Each line that holds the word "Americans" counts once. Give the total number of such lines and nothing else.

[Entries with figure data]
* start *

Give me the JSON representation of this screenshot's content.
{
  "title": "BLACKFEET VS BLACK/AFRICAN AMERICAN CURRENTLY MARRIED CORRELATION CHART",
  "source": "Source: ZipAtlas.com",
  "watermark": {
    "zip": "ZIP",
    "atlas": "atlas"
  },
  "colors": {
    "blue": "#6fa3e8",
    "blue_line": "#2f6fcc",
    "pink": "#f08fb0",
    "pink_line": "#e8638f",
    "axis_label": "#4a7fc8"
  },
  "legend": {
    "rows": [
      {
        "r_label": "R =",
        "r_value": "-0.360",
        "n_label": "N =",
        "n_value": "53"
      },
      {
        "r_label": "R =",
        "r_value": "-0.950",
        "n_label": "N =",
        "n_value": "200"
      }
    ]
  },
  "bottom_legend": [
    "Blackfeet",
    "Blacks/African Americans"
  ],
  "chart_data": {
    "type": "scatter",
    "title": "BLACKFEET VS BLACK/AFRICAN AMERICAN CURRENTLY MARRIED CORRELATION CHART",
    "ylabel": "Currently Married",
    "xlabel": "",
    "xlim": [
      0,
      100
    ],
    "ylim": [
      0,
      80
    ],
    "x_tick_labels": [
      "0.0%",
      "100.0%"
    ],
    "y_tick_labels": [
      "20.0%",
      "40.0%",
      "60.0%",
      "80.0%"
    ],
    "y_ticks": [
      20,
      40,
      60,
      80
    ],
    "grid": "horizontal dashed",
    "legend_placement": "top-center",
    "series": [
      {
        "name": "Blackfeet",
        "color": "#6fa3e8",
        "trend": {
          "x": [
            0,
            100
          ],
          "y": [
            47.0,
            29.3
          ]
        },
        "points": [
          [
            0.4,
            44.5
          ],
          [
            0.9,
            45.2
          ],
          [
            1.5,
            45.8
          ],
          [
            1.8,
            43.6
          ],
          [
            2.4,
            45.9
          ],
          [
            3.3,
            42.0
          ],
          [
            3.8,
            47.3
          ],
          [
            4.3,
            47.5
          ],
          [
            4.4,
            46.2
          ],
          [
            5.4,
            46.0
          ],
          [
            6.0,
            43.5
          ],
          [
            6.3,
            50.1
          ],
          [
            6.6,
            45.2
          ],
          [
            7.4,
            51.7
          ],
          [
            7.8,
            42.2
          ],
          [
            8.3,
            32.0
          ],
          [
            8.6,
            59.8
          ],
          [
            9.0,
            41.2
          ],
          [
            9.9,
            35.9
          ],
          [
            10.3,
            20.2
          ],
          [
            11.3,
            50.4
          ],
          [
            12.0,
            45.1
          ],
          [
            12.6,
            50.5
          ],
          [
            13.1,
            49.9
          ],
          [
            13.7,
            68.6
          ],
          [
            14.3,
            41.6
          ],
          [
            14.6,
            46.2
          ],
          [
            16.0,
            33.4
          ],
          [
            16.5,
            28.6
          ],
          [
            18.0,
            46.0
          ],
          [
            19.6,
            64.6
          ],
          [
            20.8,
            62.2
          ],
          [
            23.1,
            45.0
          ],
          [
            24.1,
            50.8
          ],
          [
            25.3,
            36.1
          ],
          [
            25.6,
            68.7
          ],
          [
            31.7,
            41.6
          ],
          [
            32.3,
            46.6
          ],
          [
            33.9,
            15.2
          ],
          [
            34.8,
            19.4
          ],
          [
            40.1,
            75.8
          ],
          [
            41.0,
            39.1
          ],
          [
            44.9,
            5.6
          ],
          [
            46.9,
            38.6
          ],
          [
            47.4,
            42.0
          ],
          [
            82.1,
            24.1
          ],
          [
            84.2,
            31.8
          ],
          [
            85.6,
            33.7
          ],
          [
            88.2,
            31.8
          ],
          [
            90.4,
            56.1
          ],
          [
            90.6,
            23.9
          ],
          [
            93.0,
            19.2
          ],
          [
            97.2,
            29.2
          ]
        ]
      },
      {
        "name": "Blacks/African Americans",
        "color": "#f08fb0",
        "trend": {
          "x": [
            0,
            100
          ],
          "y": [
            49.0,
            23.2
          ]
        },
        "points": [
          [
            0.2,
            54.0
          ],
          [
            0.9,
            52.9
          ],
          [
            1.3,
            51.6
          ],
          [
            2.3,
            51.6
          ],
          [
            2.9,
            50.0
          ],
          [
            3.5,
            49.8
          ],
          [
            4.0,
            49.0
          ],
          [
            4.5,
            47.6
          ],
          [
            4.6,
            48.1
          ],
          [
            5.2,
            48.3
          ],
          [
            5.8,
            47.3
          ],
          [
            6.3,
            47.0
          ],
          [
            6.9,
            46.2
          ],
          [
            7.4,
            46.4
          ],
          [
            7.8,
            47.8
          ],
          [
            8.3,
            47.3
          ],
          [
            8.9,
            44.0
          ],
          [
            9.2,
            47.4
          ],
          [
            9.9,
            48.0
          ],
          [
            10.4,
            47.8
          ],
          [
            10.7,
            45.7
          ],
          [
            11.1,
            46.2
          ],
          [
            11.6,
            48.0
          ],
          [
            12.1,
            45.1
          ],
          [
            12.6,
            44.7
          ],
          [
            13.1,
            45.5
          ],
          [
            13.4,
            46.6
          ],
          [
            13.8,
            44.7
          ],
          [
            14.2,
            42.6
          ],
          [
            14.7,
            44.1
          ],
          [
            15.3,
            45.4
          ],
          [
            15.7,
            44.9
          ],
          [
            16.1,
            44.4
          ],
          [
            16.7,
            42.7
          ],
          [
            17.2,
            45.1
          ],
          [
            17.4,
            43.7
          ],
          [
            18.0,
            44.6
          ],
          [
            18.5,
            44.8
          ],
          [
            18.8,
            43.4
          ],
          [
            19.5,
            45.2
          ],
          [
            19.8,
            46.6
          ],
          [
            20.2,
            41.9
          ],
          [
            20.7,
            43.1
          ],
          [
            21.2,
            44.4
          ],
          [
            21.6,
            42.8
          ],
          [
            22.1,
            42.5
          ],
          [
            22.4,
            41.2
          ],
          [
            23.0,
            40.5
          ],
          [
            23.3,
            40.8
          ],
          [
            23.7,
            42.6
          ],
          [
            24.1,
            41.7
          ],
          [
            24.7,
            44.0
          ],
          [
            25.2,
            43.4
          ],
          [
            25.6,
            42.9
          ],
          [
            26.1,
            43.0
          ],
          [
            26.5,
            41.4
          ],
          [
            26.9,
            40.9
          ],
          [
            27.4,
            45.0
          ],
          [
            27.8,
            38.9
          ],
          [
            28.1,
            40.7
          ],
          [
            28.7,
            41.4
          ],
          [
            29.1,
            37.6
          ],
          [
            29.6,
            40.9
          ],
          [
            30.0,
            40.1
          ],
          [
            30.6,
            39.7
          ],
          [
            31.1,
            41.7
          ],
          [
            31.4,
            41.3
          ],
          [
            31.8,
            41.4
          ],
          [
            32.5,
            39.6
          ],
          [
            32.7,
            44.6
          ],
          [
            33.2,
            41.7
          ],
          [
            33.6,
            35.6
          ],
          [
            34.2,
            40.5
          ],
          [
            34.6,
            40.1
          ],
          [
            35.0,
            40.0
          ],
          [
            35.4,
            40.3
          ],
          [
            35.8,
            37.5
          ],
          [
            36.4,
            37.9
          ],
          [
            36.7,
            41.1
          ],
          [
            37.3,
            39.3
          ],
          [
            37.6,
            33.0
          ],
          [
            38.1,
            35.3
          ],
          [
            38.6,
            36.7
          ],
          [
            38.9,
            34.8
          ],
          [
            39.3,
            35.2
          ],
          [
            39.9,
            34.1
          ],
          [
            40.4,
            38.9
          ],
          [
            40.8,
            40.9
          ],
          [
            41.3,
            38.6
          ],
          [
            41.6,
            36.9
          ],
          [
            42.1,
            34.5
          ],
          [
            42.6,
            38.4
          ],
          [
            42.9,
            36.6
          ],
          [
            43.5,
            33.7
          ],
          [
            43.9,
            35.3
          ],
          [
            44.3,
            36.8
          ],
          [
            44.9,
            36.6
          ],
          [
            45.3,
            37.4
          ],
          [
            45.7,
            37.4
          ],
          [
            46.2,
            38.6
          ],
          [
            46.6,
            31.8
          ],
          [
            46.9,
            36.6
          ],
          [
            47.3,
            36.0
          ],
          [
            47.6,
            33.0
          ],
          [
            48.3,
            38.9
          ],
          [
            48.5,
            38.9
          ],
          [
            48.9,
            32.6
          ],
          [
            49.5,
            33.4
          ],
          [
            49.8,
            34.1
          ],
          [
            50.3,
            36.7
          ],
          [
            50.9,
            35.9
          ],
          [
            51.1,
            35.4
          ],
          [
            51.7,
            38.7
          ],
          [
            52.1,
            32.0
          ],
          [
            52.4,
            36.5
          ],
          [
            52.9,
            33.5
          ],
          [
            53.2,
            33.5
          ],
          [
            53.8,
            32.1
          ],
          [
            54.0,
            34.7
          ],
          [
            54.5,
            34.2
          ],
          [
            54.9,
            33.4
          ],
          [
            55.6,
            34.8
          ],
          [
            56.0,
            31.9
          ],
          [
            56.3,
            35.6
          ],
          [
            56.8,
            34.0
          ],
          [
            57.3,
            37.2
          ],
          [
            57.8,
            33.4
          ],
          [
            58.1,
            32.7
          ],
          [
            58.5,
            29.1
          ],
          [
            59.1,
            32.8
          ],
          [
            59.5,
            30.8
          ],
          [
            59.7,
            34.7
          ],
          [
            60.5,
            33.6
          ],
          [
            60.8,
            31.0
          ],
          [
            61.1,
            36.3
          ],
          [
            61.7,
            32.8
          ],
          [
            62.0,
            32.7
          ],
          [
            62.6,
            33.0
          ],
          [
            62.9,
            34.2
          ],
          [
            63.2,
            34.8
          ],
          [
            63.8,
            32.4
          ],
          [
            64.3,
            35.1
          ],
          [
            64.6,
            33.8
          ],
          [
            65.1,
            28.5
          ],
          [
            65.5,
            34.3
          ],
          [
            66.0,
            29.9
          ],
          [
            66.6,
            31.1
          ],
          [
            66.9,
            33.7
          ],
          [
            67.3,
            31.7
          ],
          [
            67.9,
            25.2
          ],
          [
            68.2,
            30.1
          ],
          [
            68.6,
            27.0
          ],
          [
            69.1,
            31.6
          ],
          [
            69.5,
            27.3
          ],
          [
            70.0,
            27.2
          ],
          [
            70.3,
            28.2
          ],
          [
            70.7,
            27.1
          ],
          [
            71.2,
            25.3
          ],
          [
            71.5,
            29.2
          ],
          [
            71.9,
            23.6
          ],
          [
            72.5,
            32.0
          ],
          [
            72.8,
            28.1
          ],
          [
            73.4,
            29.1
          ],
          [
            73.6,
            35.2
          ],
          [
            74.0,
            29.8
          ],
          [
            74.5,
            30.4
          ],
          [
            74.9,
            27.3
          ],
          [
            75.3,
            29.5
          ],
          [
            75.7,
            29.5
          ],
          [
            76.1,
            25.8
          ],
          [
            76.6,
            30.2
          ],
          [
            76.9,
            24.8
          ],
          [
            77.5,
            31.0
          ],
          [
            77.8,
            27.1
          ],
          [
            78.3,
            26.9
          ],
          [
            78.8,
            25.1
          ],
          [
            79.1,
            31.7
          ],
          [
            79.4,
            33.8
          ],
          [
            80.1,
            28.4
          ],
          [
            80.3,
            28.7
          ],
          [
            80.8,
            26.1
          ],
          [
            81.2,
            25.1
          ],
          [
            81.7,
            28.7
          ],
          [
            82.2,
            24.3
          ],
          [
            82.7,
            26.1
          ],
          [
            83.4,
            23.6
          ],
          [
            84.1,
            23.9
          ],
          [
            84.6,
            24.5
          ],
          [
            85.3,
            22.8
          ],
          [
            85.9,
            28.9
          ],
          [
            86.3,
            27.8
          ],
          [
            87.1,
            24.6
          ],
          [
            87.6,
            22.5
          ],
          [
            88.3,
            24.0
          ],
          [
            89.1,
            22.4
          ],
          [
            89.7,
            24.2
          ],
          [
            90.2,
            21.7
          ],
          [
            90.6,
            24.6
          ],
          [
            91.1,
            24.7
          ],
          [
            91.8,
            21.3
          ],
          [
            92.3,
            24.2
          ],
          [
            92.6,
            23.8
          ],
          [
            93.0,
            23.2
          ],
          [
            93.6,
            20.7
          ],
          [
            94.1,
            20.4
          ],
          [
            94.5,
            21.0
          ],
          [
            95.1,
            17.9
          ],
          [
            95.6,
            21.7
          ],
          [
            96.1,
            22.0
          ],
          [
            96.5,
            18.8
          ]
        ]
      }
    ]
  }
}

* end *

● **RIGHT ANSWER**
2